* [WHAT THE EXERCISE ASKS]:
From the listing below, extract every line containing "WINDOW".

* [ENTRIES]:
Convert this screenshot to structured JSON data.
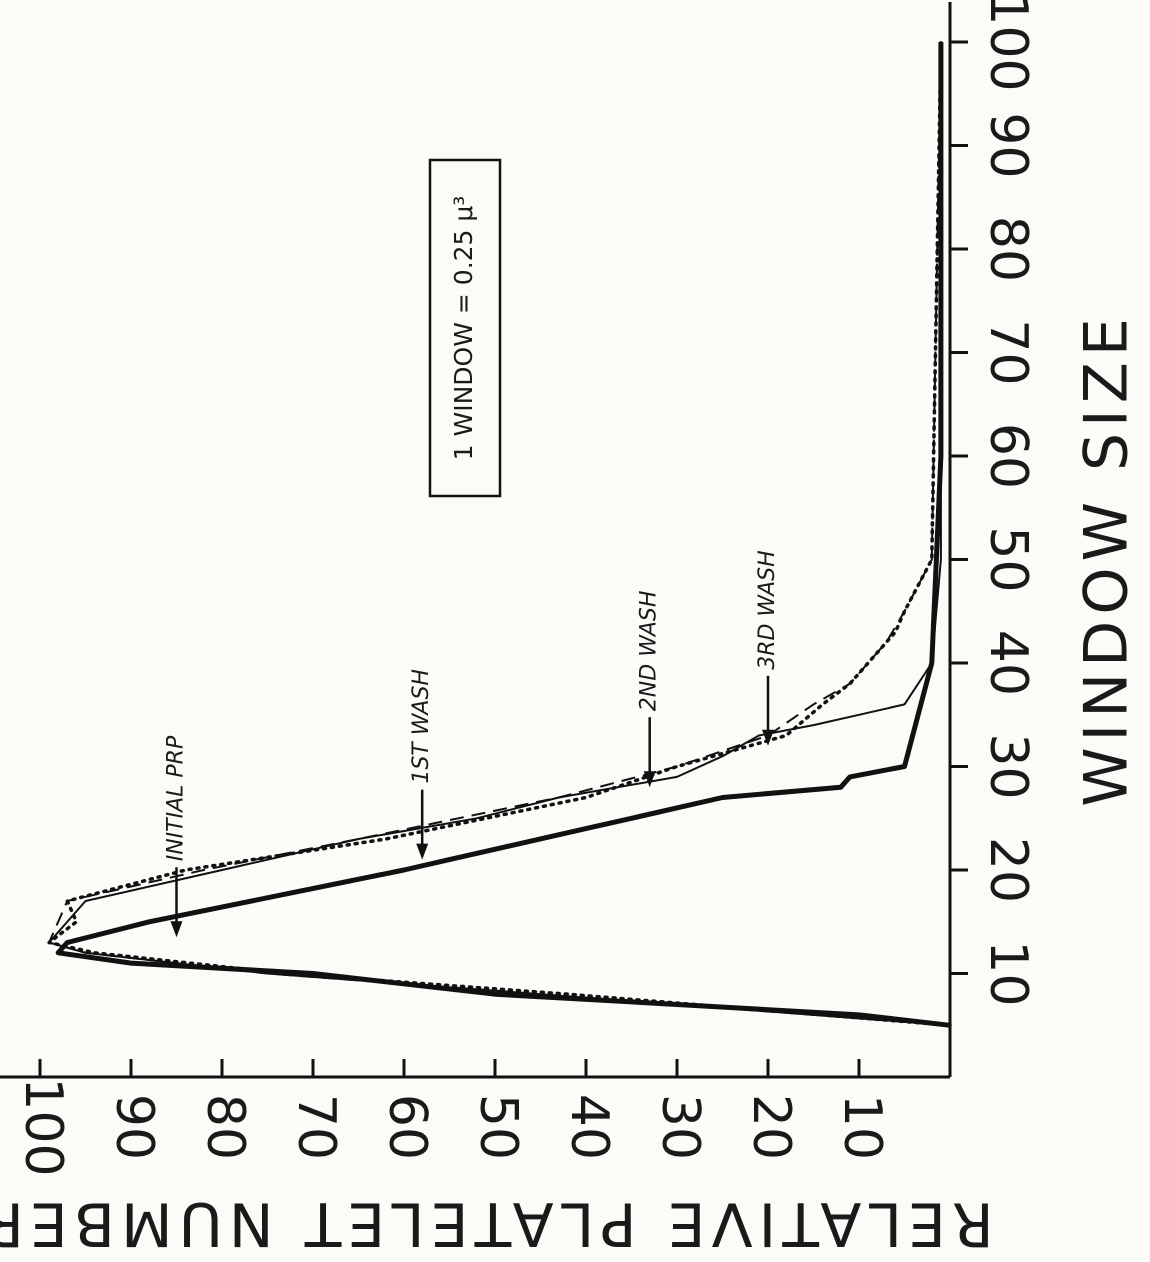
{
  "chart_data": {
    "type": "line",
    "orientation": "rotated 90° clockwise",
    "xlabel": "WINDOW SIZE",
    "ylabel": "RELATIVE PLATELET NUMBER",
    "xlim": [
      0,
      100
    ],
    "ylim": [
      0,
      100
    ],
    "x_ticks": [
      10,
      20,
      30,
      40,
      50,
      60,
      70,
      80,
      90,
      100
    ],
    "y_ticks": [
      10,
      20,
      30,
      40,
      50,
      60,
      70,
      80,
      90,
      100
    ],
    "grid": false,
    "legend": "none (curves labeled by arrows)",
    "box_label": "1 WINDOW = 0.25 μ³",
    "annotations": [
      {
        "text": "INITIAL PRP",
        "x": 13.5,
        "y": 85
      },
      {
        "text": "1ST WASH",
        "x": 21,
        "y": 58
      },
      {
        "text": "2ND WASH",
        "x": 28,
        "y": 33
      },
      {
        "text": "3RD WASH",
        "x": 32,
        "y": 20
      }
    ],
    "series": [
      {
        "name": "INITIAL PRP",
        "style": "solid-thick",
        "x": [
          5,
          6,
          7,
          8,
          10,
          11,
          12,
          13,
          15,
          20,
          21,
          24,
          25,
          27,
          28,
          29,
          30,
          40,
          60,
          100
        ],
        "y": [
          0,
          10,
          30,
          50,
          70,
          90,
          98,
          97,
          88,
          60,
          55,
          40,
          35,
          25,
          12,
          11,
          5,
          2,
          1,
          1
        ]
      },
      {
        "name": "1ST WASH",
        "style": "solid-thin",
        "x": [
          5,
          6,
          8,
          10,
          12,
          13,
          14,
          17,
          20,
          22,
          23,
          25,
          27,
          29,
          31,
          33,
          34,
          35,
          36,
          40,
          50,
          100
        ],
        "y": [
          0,
          15,
          45,
          75,
          95,
          99,
          98,
          95,
          80,
          70,
          65,
          52,
          43,
          30,
          25,
          21,
          15,
          10,
          5,
          2,
          1,
          1
        ]
      },
      {
        "name": "2ND WASH",
        "style": "dashed",
        "x": [
          5,
          6,
          8,
          10,
          12,
          13,
          15,
          17,
          20,
          23,
          27,
          30,
          33,
          36,
          38,
          40,
          42,
          45,
          50,
          100
        ],
        "y": [
          0,
          15,
          45,
          75,
          95,
          99,
          98,
          97,
          82,
          65,
          43,
          30,
          20,
          15,
          11,
          9,
          7,
          5,
          2,
          1
        ]
      },
      {
        "name": "3RD WASH",
        "style": "dotted",
        "x": [
          5,
          6,
          8,
          10,
          12,
          13,
          15,
          17,
          20,
          23,
          27,
          30,
          33,
          36,
          38,
          40,
          43,
          45,
          50,
          100
        ],
        "y": [
          0,
          14,
          42,
          73,
          94,
          99,
          96,
          97,
          84,
          62,
          40,
          30,
          18,
          14,
          11,
          9,
          6,
          5,
          2,
          1
        ]
      }
    ]
  }
}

* [OUTPUT OF THE TASK]:
    "xlabel": "WINDOW SIZE",
    "box_label": "1 WINDOW = 0.25 μ³",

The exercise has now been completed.